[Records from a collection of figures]
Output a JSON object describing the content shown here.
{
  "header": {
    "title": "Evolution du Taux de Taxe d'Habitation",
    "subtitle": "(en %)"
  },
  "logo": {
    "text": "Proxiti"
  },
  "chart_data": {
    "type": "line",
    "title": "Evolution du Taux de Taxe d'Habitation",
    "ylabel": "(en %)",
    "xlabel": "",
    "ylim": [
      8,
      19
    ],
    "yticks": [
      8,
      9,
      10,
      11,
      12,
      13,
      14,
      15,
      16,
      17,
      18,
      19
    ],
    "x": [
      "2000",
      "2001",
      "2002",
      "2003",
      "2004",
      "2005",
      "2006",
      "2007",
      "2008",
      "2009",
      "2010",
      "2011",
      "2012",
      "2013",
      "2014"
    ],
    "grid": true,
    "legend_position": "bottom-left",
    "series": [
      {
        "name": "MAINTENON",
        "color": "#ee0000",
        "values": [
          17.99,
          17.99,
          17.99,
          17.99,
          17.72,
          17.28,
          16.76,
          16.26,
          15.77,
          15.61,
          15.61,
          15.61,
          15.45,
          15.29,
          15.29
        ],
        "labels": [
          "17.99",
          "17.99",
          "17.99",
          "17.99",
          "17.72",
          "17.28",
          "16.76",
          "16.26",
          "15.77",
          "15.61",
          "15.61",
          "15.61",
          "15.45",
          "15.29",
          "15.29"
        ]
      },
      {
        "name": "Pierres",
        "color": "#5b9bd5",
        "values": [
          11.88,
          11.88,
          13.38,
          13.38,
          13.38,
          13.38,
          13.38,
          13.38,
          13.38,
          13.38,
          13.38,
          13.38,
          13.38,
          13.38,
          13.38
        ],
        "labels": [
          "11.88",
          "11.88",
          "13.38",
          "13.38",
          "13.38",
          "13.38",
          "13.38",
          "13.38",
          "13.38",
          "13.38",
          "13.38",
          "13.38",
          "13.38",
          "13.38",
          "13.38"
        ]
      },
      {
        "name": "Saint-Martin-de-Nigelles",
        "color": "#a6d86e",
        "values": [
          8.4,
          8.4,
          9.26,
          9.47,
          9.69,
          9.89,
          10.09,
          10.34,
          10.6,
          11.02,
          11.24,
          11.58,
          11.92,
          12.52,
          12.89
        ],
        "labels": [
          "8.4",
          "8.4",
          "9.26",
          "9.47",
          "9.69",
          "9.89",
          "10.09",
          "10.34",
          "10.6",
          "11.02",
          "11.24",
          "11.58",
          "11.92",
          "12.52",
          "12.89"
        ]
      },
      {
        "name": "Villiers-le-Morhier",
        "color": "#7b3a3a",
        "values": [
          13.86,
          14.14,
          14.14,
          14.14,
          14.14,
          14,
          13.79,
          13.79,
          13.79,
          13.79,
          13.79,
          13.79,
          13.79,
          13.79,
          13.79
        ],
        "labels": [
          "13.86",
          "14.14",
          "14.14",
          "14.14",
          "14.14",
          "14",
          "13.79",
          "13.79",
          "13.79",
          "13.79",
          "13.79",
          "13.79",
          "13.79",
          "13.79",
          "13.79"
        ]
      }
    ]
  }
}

Task prompt: Determine the number of lines in the data that contain "name" as a word or string, and state only that number.

Worked solution: 4